Task data:
★ ★ ★
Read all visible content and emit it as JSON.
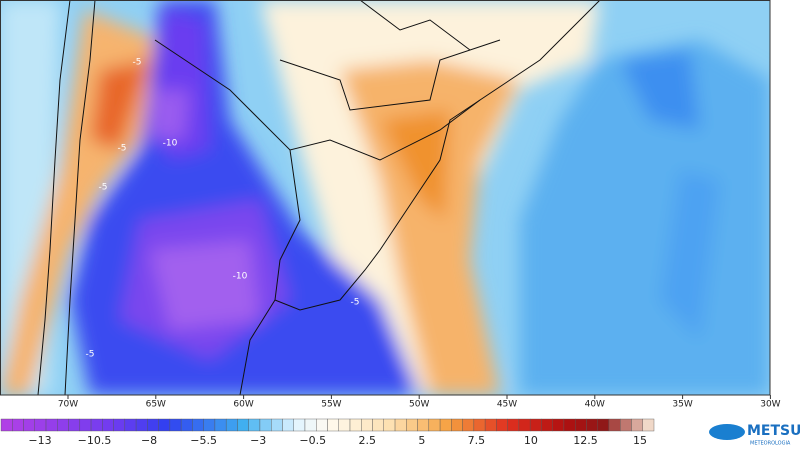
{
  "map": {
    "longitude_labels": [
      "70W",
      "65W",
      "60W",
      "55W",
      "50W",
      "45W",
      "40W",
      "35W",
      "30W"
    ],
    "contour_labels": [
      "-5",
      "-10",
      "-5",
      "-5",
      "-10",
      "-5",
      "-5"
    ]
  },
  "colorbar": {
    "labels": [
      "−13",
      "−10.5",
      "−8",
      "−5.5",
      "−3",
      "−0.5",
      "2.5",
      "5",
      "7.5",
      "10",
      "12.5",
      "15"
    ]
  },
  "logo": {
    "name": "METSUL",
    "tagline": "METEOROLOGIA"
  }
}
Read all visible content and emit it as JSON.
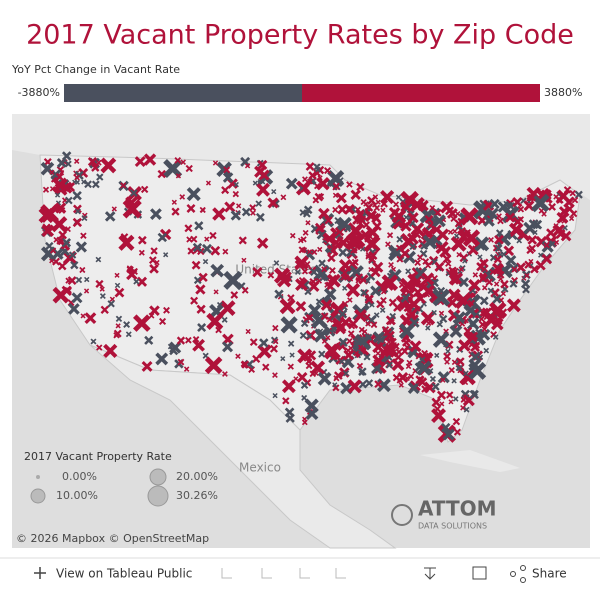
{
  "header": {
    "title": "2017 Vacant Property Rates by Zip Code"
  },
  "color_legend": {
    "title": "YoY Pct Change in Vacant Rate",
    "min_label": "-3880%",
    "max_label": "3880%"
  },
  "map": {
    "country_label": "United States",
    "mexico_label": "Mexico"
  },
  "size_legend": {
    "title": "2017 Vacant Property Rate",
    "items": [
      "0.00%",
      "10.00%",
      "20.00%",
      "30.26%"
    ]
  },
  "attribution": "© 2026 Mapbox © OpenStreetMap",
  "logo": {
    "name": "ATTOM",
    "tagline": "DATA SOLUTIONS"
  },
  "toolbar": {
    "view": "View on Tableau Public",
    "share": "Share"
  }
}
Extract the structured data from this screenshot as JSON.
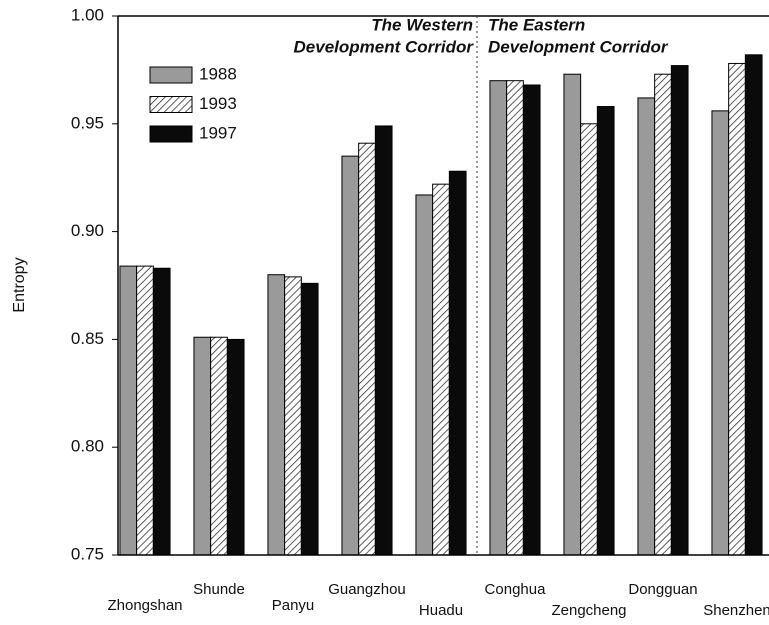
{
  "chart_data": {
    "type": "bar",
    "y_label": "Entropy",
    "categories": [
      "Zhongshan",
      "Shunde",
      "Panyu",
      "Guangzhou",
      "Huadu",
      "Conghua",
      "Zengcheng",
      "Dongguan",
      "Shenzhen"
    ],
    "series": [
      {
        "name": "1988",
        "color": "#9a9a9a",
        "values": [
          0.884,
          0.851,
          0.88,
          0.935,
          0.917,
          0.97,
          0.973,
          0.962,
          0.956
        ]
      },
      {
        "name": "1993",
        "color": "#ffffff",
        "pattern": "hatch",
        "values": [
          0.884,
          0.851,
          0.879,
          0.941,
          0.922,
          0.97,
          0.95,
          0.973,
          0.978
        ]
      },
      {
        "name": "1997",
        "color": "#0a0a0a",
        "values": [
          0.883,
          0.85,
          0.876,
          0.949,
          0.928,
          0.968,
          0.958,
          0.977,
          0.982
        ]
      }
    ],
    "ylim": [
      0.75,
      1.0
    ],
    "yticks": [
      0.75,
      {
        "value": 0.8,
        "label": "0.80"
      },
      0.85,
      {
        "value": 0.9,
        "label": "0.90"
      },
      0.95,
      {
        "value": 1.0,
        "label": "1.00"
      }
    ],
    "annotations": [
      {
        "lines": [
          "The Western",
          "Development Corridor"
        ]
      },
      {
        "lines": [
          "The Eastern",
          "Development Corridor"
        ]
      }
    ],
    "legend": "upper left",
    "grid": false
  }
}
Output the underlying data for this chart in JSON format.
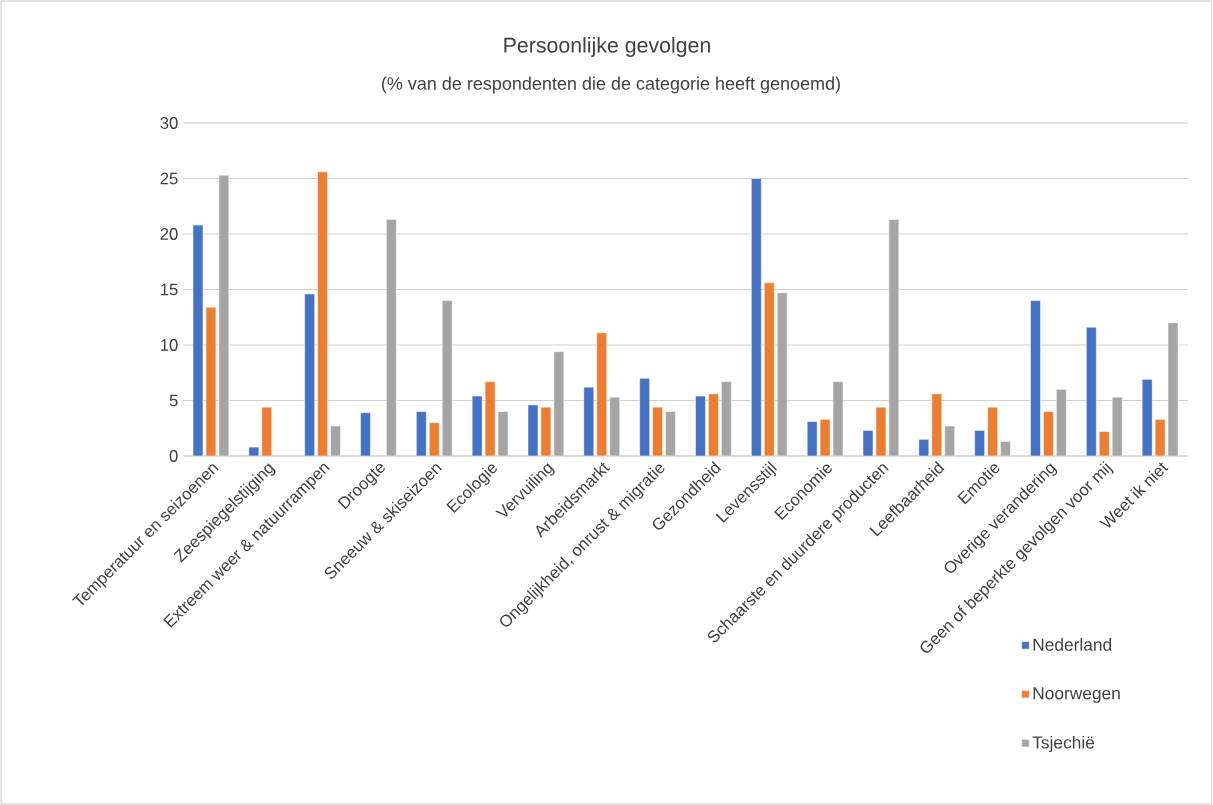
{
  "chart_data": {
    "type": "bar",
    "title": "Persoonlijke gevolgen",
    "subtitle": "(% van de respondenten die de categorie heeft genoemd)",
    "categories": [
      "Temperatuur en seizoenen",
      "Zeespiegelstijging",
      "Extreem weer & natuurrampen",
      "Droogte",
      "Sneeuw & skiseizoen",
      "Ecologie",
      "Vervuiling",
      "Arbeidsmarkt",
      "Ongelijkheid, onrust & migratie",
      "Gezondheid",
      "Levensstijl",
      "Economie",
      "Schaarste en duurdere producten",
      "Leefbaarheid",
      "Emotie",
      "Overige verandering",
      "Geen of beperkte gevolgen voor mij",
      "Weet ik niet"
    ],
    "series": [
      {
        "name": "Nederland",
        "color": "#4472c4",
        "values": [
          20.8,
          0.8,
          14.6,
          3.9,
          4.0,
          5.4,
          4.6,
          6.2,
          7.0,
          5.4,
          25.0,
          3.1,
          2.3,
          1.5,
          2.3,
          14.0,
          11.6,
          6.9
        ]
      },
      {
        "name": "Noorwegen",
        "color": "#ed7d31",
        "values": [
          13.4,
          4.4,
          25.6,
          null,
          3.0,
          6.7,
          4.4,
          11.1,
          4.4,
          5.6,
          15.6,
          3.3,
          4.4,
          5.6,
          4.4,
          4.0,
          2.2,
          3.3
        ]
      },
      {
        "name": "Tsjechië",
        "color": "#a5a5a5",
        "values": [
          25.3,
          null,
          2.7,
          21.3,
          14.0,
          4.0,
          9.4,
          5.3,
          4.0,
          6.7,
          14.7,
          6.7,
          21.3,
          2.7,
          1.3,
          6.0,
          5.3,
          12.0
        ]
      }
    ],
    "ylim": [
      0,
      30
    ],
    "yticks": [
      0,
      5,
      10,
      15,
      20,
      25,
      30
    ],
    "grid": "y",
    "legend": "bottom right"
  }
}
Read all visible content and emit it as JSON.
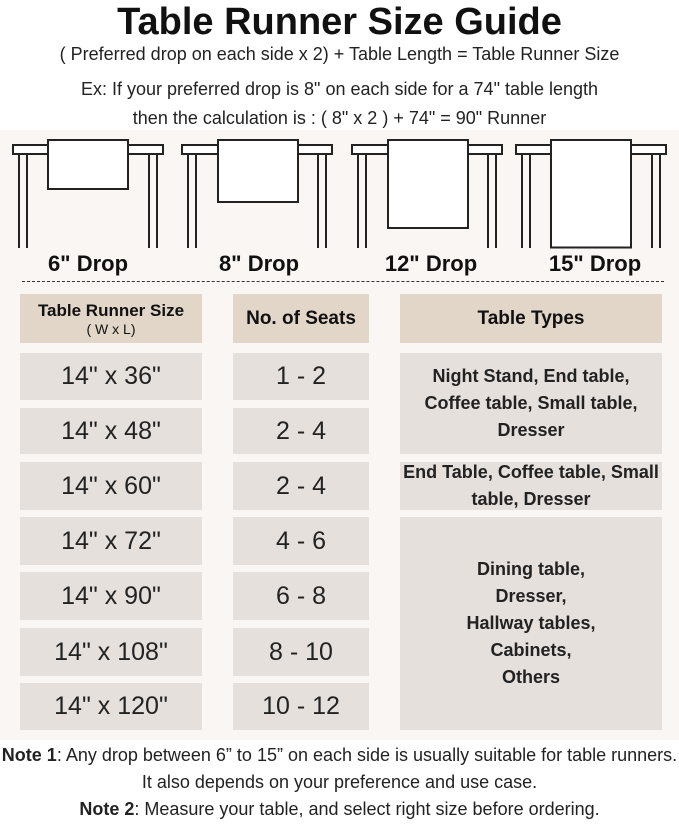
{
  "title": "Table Runner Size Guide",
  "formula": "( Preferred drop on each side x 2) + Table Length = Table Runner Size",
  "example_line1": "Ex: If your preferred drop is 8\" on each side for a 74\" table length",
  "example_line2": "then the calculation is : ( 8\" x 2 ) + 74\" = 90\" Runner",
  "drops": [
    {
      "label": "6\" Drop",
      "inches": 6
    },
    {
      "label": "8\" Drop",
      "inches": 8
    },
    {
      "label": "12\" Drop",
      "inches": 12
    },
    {
      "label": "15\" Drop",
      "inches": 15
    }
  ],
  "table": {
    "headers": {
      "size": "Table Runner Size",
      "size_sub": "( W x L)",
      "seats": "No. of Seats",
      "types": "Table Types"
    },
    "rows": [
      {
        "size": "14\" x 36\"",
        "seats": "1 - 2"
      },
      {
        "size": "14\" x 48\"",
        "seats": "2 - 4"
      },
      {
        "size": "14\" x 60\"",
        "seats": "2 - 4"
      },
      {
        "size": "14\" x 72\"",
        "seats": "4 - 6"
      },
      {
        "size": "14\" x 90\"",
        "seats": "6 - 8"
      },
      {
        "size": "14\" x 108\"",
        "seats": "8 - 10"
      },
      {
        "size": "14\" x 120\"",
        "seats": "10 - 12"
      }
    ],
    "types": [
      "Night Stand, End table, Coffee table, Small table, Dresser",
      "End Table, Coffee table, Small table, Dresser",
      "Dining table, Dresser, Hallway tables, Cabinets, Others"
    ]
  },
  "notes": {
    "note1_label": "Note 1",
    "note1_text": ": Any drop between 6” to 15” on each side is usually suitable for table runners. It also depends on your preference and use case.",
    "note2_label": "Note 2",
    "note2_text": ": Measure your table, and select right size before ordering."
  },
  "colors": {
    "header_cell": "#e2d6c8",
    "body_cell": "#e6e0dc",
    "band": "#f9f6f3"
  }
}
★ ★ ★
Brief:
Using the listing above, state the number of lines that hold "your", with no other text.

Written solution:
3